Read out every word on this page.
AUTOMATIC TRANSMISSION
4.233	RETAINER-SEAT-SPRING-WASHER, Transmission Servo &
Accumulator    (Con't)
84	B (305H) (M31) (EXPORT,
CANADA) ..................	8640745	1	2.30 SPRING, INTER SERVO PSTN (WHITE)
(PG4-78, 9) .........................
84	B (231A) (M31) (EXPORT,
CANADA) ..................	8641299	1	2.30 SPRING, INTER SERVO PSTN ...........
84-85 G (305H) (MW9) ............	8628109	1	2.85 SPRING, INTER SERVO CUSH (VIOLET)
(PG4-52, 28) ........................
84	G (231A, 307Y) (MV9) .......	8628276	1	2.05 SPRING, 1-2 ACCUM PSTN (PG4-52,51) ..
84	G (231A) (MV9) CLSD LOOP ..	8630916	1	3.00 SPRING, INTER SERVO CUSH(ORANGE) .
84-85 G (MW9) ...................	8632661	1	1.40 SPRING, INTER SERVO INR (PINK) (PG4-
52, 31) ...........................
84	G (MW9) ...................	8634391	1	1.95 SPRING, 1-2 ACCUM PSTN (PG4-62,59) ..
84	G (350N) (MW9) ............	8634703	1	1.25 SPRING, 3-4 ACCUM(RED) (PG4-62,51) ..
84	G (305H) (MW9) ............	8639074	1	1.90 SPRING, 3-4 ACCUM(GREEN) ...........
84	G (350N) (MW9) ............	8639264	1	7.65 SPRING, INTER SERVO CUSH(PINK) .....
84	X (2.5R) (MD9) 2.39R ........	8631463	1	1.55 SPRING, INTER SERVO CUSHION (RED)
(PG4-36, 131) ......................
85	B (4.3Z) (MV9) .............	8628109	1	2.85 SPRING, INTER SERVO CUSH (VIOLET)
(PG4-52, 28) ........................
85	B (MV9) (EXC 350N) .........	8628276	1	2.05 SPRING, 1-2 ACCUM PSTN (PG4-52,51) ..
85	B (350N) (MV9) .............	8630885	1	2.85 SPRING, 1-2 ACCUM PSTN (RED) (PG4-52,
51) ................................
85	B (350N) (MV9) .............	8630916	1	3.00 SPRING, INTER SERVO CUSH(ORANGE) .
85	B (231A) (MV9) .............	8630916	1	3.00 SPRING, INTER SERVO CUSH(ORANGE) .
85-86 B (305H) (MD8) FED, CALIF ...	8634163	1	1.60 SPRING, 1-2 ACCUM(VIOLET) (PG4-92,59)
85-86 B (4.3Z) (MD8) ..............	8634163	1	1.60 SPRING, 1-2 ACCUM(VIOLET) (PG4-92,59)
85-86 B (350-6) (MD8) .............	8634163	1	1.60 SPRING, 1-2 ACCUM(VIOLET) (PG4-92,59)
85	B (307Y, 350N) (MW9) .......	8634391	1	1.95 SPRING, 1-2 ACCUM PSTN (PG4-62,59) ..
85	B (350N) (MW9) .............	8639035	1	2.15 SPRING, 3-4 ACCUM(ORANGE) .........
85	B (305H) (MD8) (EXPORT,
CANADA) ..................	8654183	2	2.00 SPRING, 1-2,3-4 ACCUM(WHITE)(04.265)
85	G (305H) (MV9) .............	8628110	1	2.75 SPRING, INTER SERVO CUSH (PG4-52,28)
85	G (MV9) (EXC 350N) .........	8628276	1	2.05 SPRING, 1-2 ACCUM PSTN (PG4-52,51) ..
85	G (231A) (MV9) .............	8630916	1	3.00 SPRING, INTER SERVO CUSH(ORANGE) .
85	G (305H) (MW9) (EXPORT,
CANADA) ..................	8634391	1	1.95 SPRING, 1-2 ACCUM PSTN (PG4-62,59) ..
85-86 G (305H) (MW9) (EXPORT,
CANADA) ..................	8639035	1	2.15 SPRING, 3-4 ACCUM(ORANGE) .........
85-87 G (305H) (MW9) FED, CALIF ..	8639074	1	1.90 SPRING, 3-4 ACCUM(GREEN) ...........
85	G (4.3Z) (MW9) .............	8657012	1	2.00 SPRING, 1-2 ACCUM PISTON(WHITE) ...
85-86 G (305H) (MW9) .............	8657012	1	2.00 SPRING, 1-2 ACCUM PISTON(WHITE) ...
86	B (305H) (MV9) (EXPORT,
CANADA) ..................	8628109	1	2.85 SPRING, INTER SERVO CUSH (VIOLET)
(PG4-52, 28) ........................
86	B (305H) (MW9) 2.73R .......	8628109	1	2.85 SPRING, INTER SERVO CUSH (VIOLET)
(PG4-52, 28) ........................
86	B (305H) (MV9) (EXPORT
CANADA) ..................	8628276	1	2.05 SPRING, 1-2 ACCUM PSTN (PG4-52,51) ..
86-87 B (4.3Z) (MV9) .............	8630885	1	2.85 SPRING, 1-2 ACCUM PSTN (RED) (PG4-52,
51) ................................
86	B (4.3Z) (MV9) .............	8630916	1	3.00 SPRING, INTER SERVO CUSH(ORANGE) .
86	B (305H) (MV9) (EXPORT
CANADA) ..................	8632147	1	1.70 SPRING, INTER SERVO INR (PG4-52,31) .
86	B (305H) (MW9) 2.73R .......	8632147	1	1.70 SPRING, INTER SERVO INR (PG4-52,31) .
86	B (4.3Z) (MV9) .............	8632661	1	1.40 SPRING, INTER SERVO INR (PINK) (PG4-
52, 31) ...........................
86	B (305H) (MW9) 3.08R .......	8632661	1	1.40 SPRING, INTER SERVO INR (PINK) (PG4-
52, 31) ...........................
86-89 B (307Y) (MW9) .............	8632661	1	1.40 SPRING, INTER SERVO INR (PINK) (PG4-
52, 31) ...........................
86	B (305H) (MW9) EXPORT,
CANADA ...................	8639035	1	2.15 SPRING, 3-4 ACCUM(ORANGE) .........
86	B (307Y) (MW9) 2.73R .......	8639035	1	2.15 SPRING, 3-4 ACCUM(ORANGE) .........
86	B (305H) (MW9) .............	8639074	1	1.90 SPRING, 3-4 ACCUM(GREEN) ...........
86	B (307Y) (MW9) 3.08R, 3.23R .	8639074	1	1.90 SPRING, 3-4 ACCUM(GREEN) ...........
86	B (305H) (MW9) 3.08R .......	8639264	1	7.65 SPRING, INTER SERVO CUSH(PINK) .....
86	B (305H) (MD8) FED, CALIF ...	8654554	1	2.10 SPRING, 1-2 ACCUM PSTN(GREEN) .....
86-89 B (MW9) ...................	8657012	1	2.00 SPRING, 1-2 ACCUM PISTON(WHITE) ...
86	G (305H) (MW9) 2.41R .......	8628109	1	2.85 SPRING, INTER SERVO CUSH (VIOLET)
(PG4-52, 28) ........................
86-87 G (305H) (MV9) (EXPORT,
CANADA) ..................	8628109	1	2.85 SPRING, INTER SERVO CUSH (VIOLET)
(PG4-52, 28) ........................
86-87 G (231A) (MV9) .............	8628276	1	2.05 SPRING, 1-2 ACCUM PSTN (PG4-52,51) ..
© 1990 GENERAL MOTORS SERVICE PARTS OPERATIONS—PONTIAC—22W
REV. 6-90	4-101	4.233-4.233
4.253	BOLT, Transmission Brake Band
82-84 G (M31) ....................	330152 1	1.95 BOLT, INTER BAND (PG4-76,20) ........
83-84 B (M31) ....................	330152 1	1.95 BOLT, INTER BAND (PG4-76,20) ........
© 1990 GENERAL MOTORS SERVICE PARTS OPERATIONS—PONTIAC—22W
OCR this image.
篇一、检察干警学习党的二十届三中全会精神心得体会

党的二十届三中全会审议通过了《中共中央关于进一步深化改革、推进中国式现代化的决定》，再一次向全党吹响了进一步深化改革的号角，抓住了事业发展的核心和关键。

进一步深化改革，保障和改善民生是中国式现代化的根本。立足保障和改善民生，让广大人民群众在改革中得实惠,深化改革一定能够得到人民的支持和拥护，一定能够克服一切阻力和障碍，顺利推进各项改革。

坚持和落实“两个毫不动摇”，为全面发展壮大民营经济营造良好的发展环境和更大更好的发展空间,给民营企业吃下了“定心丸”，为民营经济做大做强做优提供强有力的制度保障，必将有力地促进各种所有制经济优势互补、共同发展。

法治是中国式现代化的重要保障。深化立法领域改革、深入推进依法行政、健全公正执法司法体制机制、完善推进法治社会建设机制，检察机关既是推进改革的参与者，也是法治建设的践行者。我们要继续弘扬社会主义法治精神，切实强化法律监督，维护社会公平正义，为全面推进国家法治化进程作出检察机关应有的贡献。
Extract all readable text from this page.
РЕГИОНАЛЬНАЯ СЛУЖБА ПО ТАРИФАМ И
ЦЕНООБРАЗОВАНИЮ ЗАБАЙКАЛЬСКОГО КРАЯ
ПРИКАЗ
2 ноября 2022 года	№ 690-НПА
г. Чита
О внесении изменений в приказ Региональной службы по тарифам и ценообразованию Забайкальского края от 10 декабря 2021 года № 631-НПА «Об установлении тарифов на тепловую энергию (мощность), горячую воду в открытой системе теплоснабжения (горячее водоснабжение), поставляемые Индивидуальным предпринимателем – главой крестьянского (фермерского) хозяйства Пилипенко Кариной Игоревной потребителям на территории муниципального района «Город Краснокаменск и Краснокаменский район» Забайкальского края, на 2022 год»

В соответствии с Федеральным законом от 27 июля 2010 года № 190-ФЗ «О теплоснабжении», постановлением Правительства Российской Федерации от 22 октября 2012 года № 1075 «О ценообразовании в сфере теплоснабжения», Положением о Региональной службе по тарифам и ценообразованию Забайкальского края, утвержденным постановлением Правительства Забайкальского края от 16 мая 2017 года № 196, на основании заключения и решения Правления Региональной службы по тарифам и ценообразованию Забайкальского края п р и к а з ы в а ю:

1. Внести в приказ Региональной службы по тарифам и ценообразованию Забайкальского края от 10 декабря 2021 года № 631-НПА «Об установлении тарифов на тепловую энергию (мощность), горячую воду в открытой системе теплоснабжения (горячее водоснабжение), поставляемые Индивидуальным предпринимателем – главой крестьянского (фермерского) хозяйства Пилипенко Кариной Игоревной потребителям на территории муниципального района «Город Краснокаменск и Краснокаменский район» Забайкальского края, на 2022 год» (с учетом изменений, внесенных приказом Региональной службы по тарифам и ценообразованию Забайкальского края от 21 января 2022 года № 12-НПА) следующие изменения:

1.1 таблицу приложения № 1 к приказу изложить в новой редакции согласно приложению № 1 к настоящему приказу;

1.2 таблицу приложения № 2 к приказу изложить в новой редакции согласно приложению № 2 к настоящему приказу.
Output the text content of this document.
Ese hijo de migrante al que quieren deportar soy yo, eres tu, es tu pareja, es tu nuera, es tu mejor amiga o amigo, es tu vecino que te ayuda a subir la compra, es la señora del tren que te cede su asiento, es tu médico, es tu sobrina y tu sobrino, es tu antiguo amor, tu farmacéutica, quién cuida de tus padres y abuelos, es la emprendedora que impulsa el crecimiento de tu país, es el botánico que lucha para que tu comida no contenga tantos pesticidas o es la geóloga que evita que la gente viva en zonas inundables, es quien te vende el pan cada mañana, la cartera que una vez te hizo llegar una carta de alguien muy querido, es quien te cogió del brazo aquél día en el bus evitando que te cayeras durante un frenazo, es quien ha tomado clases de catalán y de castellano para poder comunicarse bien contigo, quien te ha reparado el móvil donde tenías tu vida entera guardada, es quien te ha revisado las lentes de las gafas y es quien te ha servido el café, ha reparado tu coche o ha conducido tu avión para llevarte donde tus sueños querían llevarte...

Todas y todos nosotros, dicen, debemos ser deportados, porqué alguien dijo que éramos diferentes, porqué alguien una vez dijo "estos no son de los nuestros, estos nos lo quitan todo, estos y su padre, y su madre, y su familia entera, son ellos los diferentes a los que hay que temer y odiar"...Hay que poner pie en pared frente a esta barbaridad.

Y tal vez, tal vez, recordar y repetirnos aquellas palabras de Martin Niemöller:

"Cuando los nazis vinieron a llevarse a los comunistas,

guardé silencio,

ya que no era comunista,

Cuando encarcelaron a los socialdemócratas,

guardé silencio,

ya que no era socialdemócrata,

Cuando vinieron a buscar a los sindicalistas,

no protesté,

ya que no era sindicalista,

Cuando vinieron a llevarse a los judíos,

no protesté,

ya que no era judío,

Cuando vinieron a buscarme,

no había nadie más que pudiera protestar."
_ _ _ _ _
Task directions: Copy out every line of the listing that contains the string "новой".

The reply:
1.1 таблицу приложения № 1 к приказу изложить в новой редакции согласно приложению № 1 к настоящему приказу;
1.2 таблицу приложения № 2 к приказу изложить в новой редакции согласно приложению № 2 к настоящему приказу.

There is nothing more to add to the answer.